→ WRITTEN INSTRUCTION: Identify and copy all lines of the material where the string "subject" is found.

(Data records)
※
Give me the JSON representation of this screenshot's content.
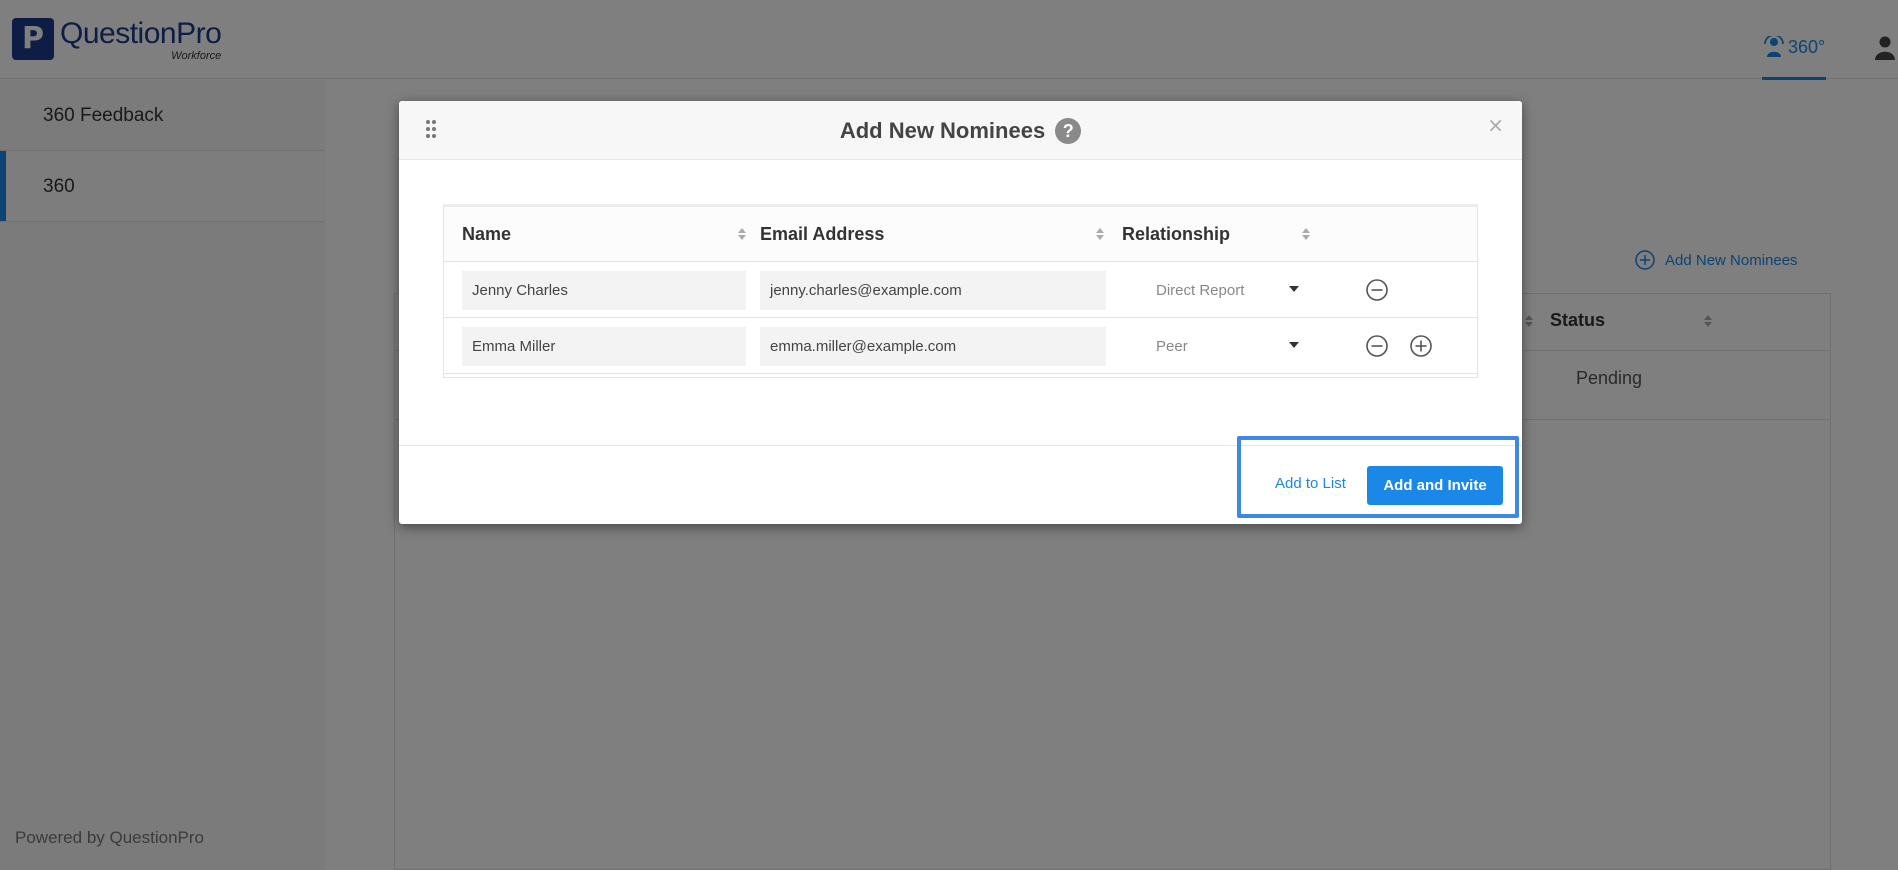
{
  "header": {
    "logo_letter": "P",
    "logo_name": "QuestionPro",
    "logo_sub": "Workforce",
    "nav_360_label": "360°",
    "accent_color": "#1b87e6",
    "brand_color": "#1b3a8c"
  },
  "sidebar": {
    "items": [
      {
        "label": "360 Feedback"
      },
      {
        "label": "360"
      }
    ],
    "powered_by": "Powered by QuestionPro"
  },
  "background": {
    "add_new_nominees_link": "Add New Nominees",
    "status_header": "Status",
    "status_value": "Pending"
  },
  "modal": {
    "title": "Add New Nominees",
    "help_icon": "?",
    "close_icon": "×",
    "columns": [
      "Name",
      "Email Address",
      "Relationship"
    ],
    "rows": [
      {
        "name": "Jenny Charles",
        "email": "jenny.charles@example.com",
        "relationship": "Direct Report"
      },
      {
        "name": "Emma Miller",
        "email": "emma.miller@example.com",
        "relationship": "Peer"
      }
    ],
    "footer": {
      "add_to_list": "Add to List",
      "add_and_invite": "Add and Invite"
    }
  }
}
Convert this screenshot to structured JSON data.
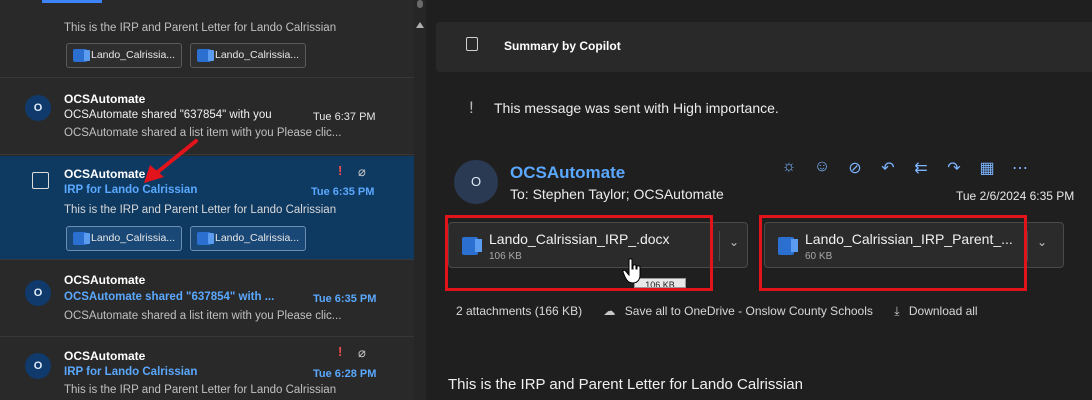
{
  "messages": [
    {
      "preview": "This is the IRP and Parent Letter for Lando Calrissian",
      "attachments": [
        "Lando_Calrissia...",
        "Lando_Calrissia..."
      ]
    },
    {
      "avatar": "O",
      "sender": "OCSAutomate",
      "subject": "OCSAutomate shared \"637854\" with you",
      "time": "Tue 6:37 PM",
      "preview": "OCSAutomate shared a list item with you Please clic..."
    },
    {
      "sender": "OCSAutomate",
      "subject": "IRP for Lando Calrissian",
      "time": "Tue 6:35 PM",
      "preview": "This is the IRP and Parent Letter for Lando Calrissian",
      "attachments": [
        "Lando_Calrissia...",
        "Lando_Calrissia..."
      ],
      "important": "!",
      "clip": "⌀"
    },
    {
      "avatar": "O",
      "sender": "OCSAutomate",
      "subject": "OCSAutomate shared \"637854\" with ...",
      "time": "Tue 6:35 PM",
      "preview": "OCSAutomate shared a list item with you Please clic..."
    },
    {
      "avatar": "O",
      "sender": "OCSAutomate",
      "subject": "IRP for Lando Calrissian",
      "time": "Tue 6:28 PM",
      "preview": "This is the IRP and Parent Letter for Lando Calrissian",
      "important": "!",
      "clip": "⌀"
    }
  ],
  "reading": {
    "copilot_label": "Summary by Copilot",
    "close": "✕",
    "importance_mark": "!",
    "importance_text": "This message was sent with High importance.",
    "avatar": "O",
    "from": "OCSAutomate",
    "to": "To:  Stephen Taylor;  OCSAutomate",
    "date": "Tue 2/6/2024 6:35 PM",
    "actions": [
      "☼",
      "☺",
      "⊘",
      "↶",
      "⇇",
      "↷",
      "▦",
      "⋯"
    ],
    "attachments": [
      {
        "name": "Lando_Calrissian_IRP_.docx",
        "size": "106 KB"
      },
      {
        "name": "Lando_Calrissian_IRP_Parent_...",
        "size": "60 KB"
      }
    ],
    "tooltip": "106 KB",
    "attachment_summary": "2 attachments (166 KB)",
    "save_all": "Save all to OneDrive - Onslow County Schools",
    "download_all": "Download all",
    "body": "This is the IRP and Parent Letter for Lando Calrissian"
  },
  "colors": {
    "accent": "#5aa8ff",
    "selected": "#0e3a62",
    "highlight": "#e3131b",
    "important": "#ef4b4b"
  }
}
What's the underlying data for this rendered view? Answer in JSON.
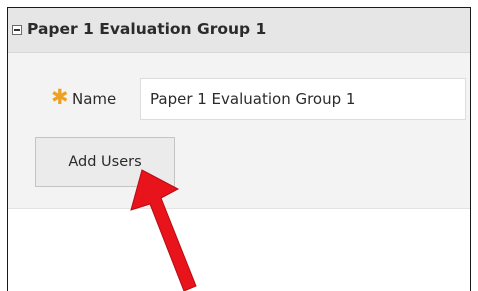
{
  "panel": {
    "title": "Paper 1 Evaluation Group 1",
    "collapse_icon": "minus-box-icon"
  },
  "form": {
    "name_label": "Name",
    "required_icon": "asterisk-icon",
    "required_color": "#f0a020",
    "name_value": "Paper 1 Evaluation Group 1",
    "add_users_label": "Add Users"
  },
  "annotation": {
    "icon": "red-arrow-icon",
    "color": "#e8131b"
  }
}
※
→ COMPLETED EXERCISE:
      "subject": "OCSAutomate shared \"637854\" with you",
      "subject": "IRP for Lando Calrissian",
      "subject": "OCSAutomate shared \"637854\" with ...",
      "subject": "IRP for Lando Calrissian",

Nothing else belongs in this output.